■ **Exercise objective**
Everything from the line containing "What does this" through the final line of the records must be transcribed verbatim; nothing else belongs in the result.

■ **Input material**
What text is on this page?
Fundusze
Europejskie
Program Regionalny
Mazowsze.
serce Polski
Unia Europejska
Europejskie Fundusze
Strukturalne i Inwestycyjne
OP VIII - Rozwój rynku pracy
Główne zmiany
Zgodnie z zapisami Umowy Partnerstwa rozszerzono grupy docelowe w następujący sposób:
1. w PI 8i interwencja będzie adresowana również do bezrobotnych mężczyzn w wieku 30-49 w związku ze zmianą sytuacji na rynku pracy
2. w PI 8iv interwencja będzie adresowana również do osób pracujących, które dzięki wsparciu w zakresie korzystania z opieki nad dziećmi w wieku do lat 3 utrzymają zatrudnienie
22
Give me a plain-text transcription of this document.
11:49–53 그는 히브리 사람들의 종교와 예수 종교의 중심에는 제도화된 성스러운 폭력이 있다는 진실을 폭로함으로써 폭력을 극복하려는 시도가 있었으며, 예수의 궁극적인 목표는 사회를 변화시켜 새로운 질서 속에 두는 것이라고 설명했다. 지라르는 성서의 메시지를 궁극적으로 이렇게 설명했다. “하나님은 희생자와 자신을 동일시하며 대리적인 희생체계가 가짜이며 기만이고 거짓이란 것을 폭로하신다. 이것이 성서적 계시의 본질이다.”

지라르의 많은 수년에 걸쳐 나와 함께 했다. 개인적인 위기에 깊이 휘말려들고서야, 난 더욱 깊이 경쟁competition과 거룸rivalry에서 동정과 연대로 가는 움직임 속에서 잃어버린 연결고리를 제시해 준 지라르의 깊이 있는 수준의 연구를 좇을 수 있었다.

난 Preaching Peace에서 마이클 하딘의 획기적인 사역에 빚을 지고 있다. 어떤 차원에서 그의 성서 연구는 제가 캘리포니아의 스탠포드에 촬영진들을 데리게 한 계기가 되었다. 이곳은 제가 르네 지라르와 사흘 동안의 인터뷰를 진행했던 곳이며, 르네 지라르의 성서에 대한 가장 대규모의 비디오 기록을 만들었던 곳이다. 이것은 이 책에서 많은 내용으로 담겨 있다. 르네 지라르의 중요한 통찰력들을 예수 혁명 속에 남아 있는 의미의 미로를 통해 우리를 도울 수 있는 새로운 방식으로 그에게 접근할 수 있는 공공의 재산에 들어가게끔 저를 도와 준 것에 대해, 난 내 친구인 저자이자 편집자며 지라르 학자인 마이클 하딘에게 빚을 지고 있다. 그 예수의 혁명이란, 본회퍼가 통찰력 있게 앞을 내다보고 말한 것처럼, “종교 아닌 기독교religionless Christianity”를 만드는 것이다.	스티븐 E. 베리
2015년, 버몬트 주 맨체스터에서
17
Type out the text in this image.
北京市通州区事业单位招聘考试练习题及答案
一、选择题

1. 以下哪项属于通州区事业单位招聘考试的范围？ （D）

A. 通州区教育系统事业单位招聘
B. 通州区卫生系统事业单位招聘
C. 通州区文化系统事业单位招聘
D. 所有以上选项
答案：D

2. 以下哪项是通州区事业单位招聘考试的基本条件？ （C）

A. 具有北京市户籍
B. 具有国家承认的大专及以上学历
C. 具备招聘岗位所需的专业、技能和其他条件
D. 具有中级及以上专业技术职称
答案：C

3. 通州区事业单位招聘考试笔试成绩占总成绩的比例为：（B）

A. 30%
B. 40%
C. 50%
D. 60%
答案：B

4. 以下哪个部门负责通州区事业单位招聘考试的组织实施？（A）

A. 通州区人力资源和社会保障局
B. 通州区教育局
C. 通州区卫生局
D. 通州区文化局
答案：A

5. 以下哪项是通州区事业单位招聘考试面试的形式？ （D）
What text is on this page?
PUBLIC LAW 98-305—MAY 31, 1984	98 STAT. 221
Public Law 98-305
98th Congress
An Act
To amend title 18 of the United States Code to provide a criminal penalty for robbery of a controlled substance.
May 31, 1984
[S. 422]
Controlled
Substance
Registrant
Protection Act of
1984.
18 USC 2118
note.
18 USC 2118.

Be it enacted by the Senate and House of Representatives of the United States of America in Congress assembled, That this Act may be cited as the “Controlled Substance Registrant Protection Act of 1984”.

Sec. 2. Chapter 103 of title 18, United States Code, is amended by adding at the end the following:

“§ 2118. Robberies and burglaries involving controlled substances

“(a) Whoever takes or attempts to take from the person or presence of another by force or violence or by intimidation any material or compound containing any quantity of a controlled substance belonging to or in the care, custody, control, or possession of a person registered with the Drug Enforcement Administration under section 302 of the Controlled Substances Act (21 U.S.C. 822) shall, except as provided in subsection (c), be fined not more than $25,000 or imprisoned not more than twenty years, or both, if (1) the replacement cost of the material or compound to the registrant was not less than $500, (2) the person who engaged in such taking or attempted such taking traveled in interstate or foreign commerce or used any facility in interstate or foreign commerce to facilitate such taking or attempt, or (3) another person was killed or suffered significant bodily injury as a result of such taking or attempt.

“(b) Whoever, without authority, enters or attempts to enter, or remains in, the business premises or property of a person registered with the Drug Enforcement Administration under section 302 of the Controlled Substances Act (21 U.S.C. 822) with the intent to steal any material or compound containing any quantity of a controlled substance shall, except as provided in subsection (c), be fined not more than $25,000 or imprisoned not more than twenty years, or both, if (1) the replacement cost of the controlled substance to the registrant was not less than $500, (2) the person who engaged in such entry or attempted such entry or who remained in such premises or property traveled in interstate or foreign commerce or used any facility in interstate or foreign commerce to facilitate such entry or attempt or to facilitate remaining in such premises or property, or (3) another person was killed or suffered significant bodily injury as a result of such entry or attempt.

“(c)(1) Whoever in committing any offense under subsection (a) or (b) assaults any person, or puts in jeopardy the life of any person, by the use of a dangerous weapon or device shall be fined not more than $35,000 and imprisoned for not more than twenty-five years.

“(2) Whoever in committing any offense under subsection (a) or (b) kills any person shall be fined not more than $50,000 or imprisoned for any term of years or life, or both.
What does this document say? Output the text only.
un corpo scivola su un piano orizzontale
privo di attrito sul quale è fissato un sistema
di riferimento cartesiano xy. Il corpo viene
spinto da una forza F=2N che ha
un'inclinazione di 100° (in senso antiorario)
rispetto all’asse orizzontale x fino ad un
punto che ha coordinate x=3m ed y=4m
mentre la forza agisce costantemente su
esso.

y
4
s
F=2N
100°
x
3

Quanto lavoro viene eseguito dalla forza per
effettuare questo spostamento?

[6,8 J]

■ **Expected output**
What does this document say? Output the text only.
un corpo scivola su un piano orizzontale
privo di attrito sul quale è fissato un sistema
di riferimento cartesiano xy. Il corpo viene
spinto da una forza F=2N che ha
un'inclinazione di 100° (in senso antiorario)
rispetto all’asse orizzontale x fino ad un
punto che ha coordinate x=3m ed y=4m
mentre la forza agisce costantemente su
esso.

y
4
s
F=2N
100°
x
3

Quanto lavoro viene eseguito dalla forza per
effettuare questo spostamento?

[6,8 J]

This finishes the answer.